**PROBLEM DESCRIPTION:** Pictures do not belong in the copy; restate the records below word for word.

(Raw records)
----------

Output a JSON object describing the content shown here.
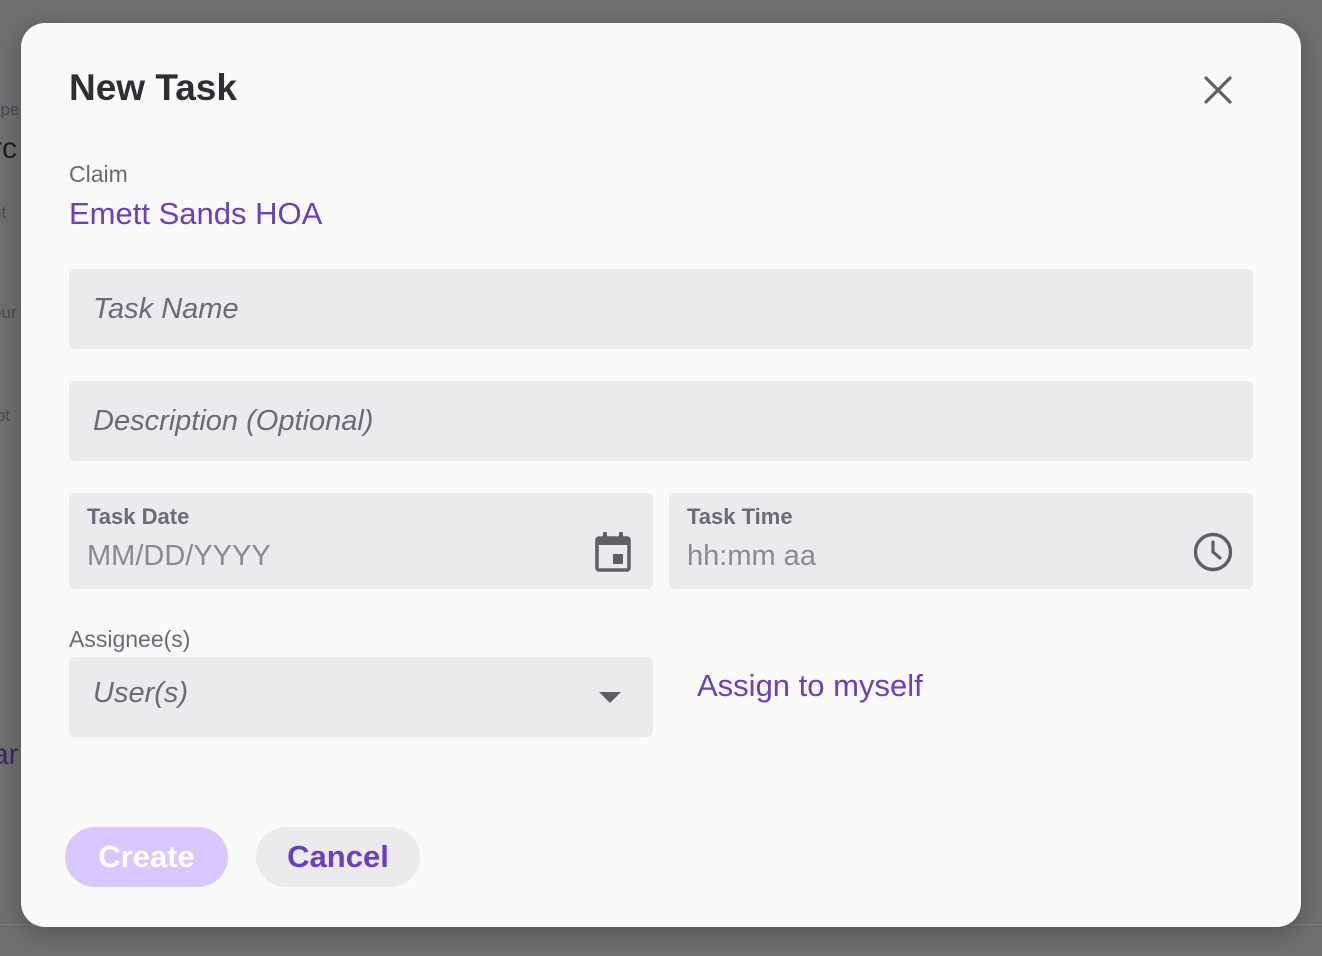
{
  "background": {
    "fragments": [
      "ype",
      "rc",
      "nt",
      "our",
      "ipt",
      ",",
      "ar"
    ]
  },
  "modal": {
    "title": "New Task",
    "claim": {
      "label": "Claim",
      "value": "Emett Sands HOA"
    },
    "task_name": {
      "placeholder": "Task Name",
      "value": ""
    },
    "description": {
      "placeholder": "Description (Optional)",
      "value": ""
    },
    "task_date": {
      "label": "Task Date",
      "placeholder": "MM/DD/YYYY",
      "value": ""
    },
    "task_time": {
      "label": "Task Time",
      "placeholder": "hh:mm aa",
      "value": ""
    },
    "assignees": {
      "label": "Assignee(s)",
      "placeholder": "User(s)"
    },
    "assign_to_myself": "Assign to myself",
    "buttons": {
      "create": "Create",
      "cancel": "Cancel"
    }
  },
  "colors": {
    "accent": "#6a3fc0",
    "create_disabled": "#d9c7ff",
    "field_bg": "#ebebee"
  },
  "icons": {
    "close": "close-icon",
    "calendar": "calendar-icon",
    "clock": "clock-icon",
    "dropdown": "caret-down-icon"
  }
}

----------

**THE ANSWER:**
Output a JSON object describing the content shown here.
{
  "background": {
    "fragments": [
      "ype",
      "rc",
      "nt",
      "our",
      "ipt",
      ",",
      "ar"
    ]
  },
  "modal": {
    "title": "New Task",
    "claim": {
      "label": "Claim",
      "value": "Emett Sands HOA"
    },
    "task_name": {
      "placeholder": "Task Name",
      "value": ""
    },
    "description": {
      "placeholder": "Description (Optional)",
      "value": ""
    },
    "task_date": {
      "label": "Task Date",
      "placeholder": "MM/DD/YYYY",
      "value": ""
    },
    "task_time": {
      "label": "Task Time",
      "placeholder": "hh:mm aa",
      "value": ""
    },
    "assignees": {
      "label": "Assignee(s)",
      "placeholder": "User(s)"
    },
    "assign_to_myself": "Assign to myself",
    "buttons": {
      "create": "Create",
      "cancel": "Cancel"
    }
  },
  "colors": {
    "accent": "#6a3fc0",
    "create_disabled": "#d9c7ff",
    "field_bg": "#ebebee"
  },
  "icons": {
    "close": "close-icon",
    "calendar": "calendar-icon",
    "clock": "clock-icon",
    "dropdown": "caret-down-icon"
  }
}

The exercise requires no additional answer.